◆ Problem: Return every entry exactly as written.

[start]

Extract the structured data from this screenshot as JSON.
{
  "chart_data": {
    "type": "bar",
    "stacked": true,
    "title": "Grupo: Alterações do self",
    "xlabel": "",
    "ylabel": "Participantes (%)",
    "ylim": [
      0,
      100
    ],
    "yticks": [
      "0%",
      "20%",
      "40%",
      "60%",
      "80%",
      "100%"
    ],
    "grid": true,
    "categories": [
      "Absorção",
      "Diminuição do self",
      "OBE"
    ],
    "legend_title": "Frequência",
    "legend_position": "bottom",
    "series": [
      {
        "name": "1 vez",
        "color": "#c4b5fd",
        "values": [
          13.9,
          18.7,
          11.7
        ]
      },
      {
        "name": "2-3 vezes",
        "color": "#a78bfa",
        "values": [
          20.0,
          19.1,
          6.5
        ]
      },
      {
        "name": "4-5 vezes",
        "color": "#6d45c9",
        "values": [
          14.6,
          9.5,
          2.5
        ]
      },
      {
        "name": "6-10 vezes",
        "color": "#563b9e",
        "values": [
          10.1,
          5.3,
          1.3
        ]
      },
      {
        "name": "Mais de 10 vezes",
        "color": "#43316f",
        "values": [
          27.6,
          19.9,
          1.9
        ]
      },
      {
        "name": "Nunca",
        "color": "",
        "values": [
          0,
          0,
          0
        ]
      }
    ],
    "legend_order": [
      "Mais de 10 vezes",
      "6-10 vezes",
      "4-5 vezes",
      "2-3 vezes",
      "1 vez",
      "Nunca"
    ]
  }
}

[end]

◆ Task result:
Extract the structured data from this screenshot as JSON.
{
  "chart_data": {
    "type": "bar",
    "stacked": true,
    "title": "Grupo: Alterações do self",
    "xlabel": "",
    "ylabel": "Participantes (%)",
    "ylim": [
      0,
      100
    ],
    "yticks": [
      "0%",
      "20%",
      "40%",
      "60%",
      "80%",
      "100%"
    ],
    "grid": true,
    "categories": [
      "Absorção",
      "Diminuição do self",
      "OBE"
    ],
    "legend_title": "Frequência",
    "legend_position": "bottom",
    "series": [
      {
        "name": "1 vez",
        "color": "#c4b5fd",
        "values": [
          13.9,
          18.7,
          11.7
        ]
      },
      {
        "name": "2-3 vezes",
        "color": "#a78bfa",
        "values": [
          20.0,
          19.1,
          6.5
        ]
      },
      {
        "name": "4-5 vezes",
        "color": "#6d45c9",
        "values": [
          14.6,
          9.5,
          2.5
        ]
      },
      {
        "name": "6-10 vezes",
        "color": "#563b9e",
        "values": [
          10.1,
          5.3,
          1.3
        ]
      },
      {
        "name": "Mais de 10 vezes",
        "color": "#43316f",
        "values": [
          27.6,
          19.9,
          1.9
        ]
      },
      {
        "name": "Nunca",
        "color": "",
        "values": [
          0,
          0,
          0
        ]
      }
    ],
    "legend_order": [
      "Mais de 10 vezes",
      "6-10 vezes",
      "4-5 vezes",
      "2-3 vezes",
      "1 vez",
      "Nunca"
    ]
  }
}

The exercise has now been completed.